WHAT IS BEING ASKED:
Write the data out again exactly, dropping any images it holds.

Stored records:

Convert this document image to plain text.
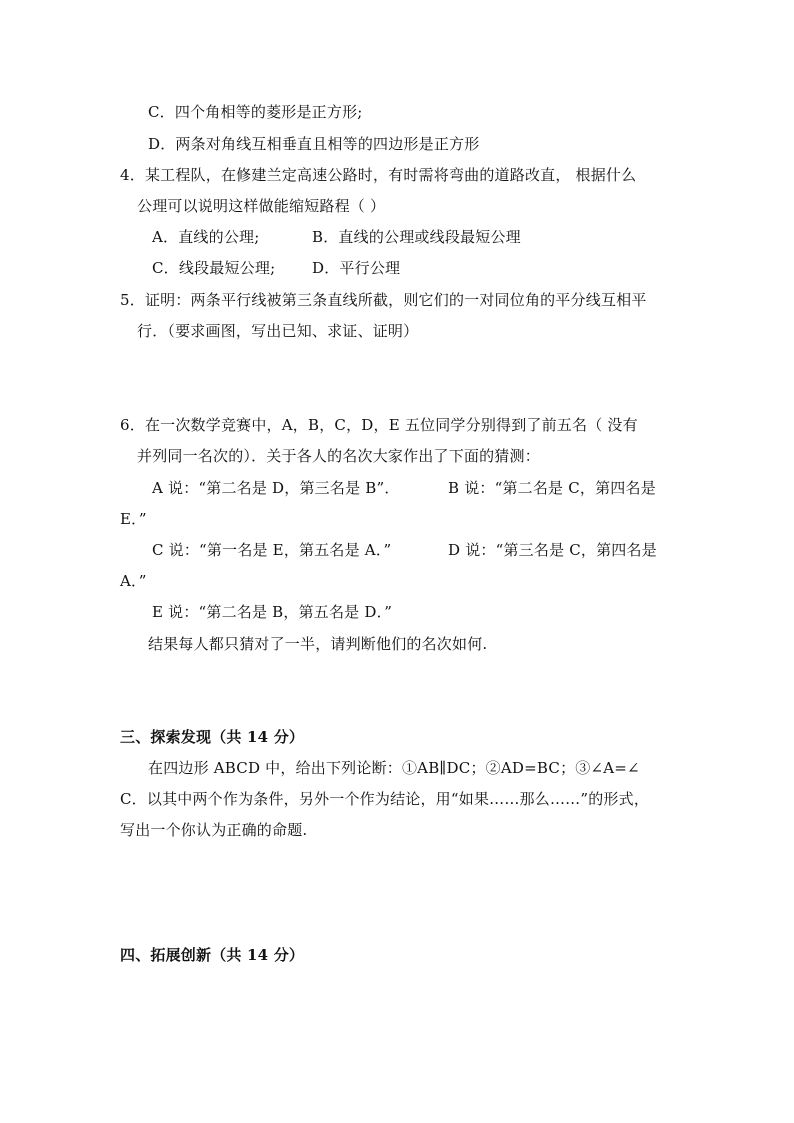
C．四个角相等的菱形是正方形;
D．两条对角线互相垂直且相等的四边形是正方形
4．某工程队，在修建兰定高速公路时，有时需将弯曲的道路改直， 根据什么
公理可以说明这样做能缩短路程（ ）
A．直线的公理;	B．直线的公理或线段最短公理
C．线段最短公理; D．平行公理
5．证明：两条平行线被第三条直线所截，则它们的一对同位角的平分线互相平
行．（要求画图，写出已知、求证、证明）
6．在一次数学竞赛中，A，B，C，D，E 五位同学分别得到了前五名（ 没有
并列同一名次的）．关于各人的名次大家作出了下面的猜测：
A 说：“第二名是 D，第三名是 B”．	B 说：“第二名是 C，第四名是
E．”
C 说：“第一名是 E，第五名是 A．”	D 说：“第三名是 C，第四名是
A．”
E 说：“第二名是 B，第五名是 D．”
结果每人都只猜对了一半，请判断他们的名次如何.
三、探索发现（共 14 分）
在四边形 ABCD 中，给出下列论断：①AB∥DC；②AD=BC；③∠A=∠
C．以其中两个作为条件，另外一个作为结论，用“如果……那么……”的形式，
写出一个你认为正确的命题.
四、拓展创新（共 14 分）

SOLVED EXERCISE:
Convert this document image to plain text.
C．四个角相等的菱形是正方形;
D．两条对角线互相垂直且相等的四边形是正方形
4．某工程队，在修建兰定高速公路时，有时需将弯曲的道路改直， 根据什么
公理可以说明这样做能缩短路程（ ）
A．直线的公理;	B．直线的公理或线段最短公理
C．线段最短公理; D．平行公理
5．证明：两条平行线被第三条直线所截，则它们的一对同位角的平分线互相平
行．（要求画图，写出已知、求证、证明）
6．在一次数学竞赛中，A，B，C，D，E 五位同学分别得到了前五名（ 没有
并列同一名次的）．关于各人的名次大家作出了下面的猜测：
A 说：“第二名是 D，第三名是 B”．	B 说：“第二名是 C，第四名是
E．”
C 说：“第一名是 E，第五名是 A．”	D 说：“第三名是 C，第四名是
A．”
E 说：“第二名是 B，第五名是 D．”
结果每人都只猜对了一半，请判断他们的名次如何.
三、探索发现（共 14 分）
在四边形 ABCD 中，给出下列论断：①AB∥DC；②AD=BC；③∠A=∠
C．以其中两个作为条件，另外一个作为结论，用“如果……那么……”的形式，
写出一个你认为正确的命题.
四、拓展创新（共 14 分）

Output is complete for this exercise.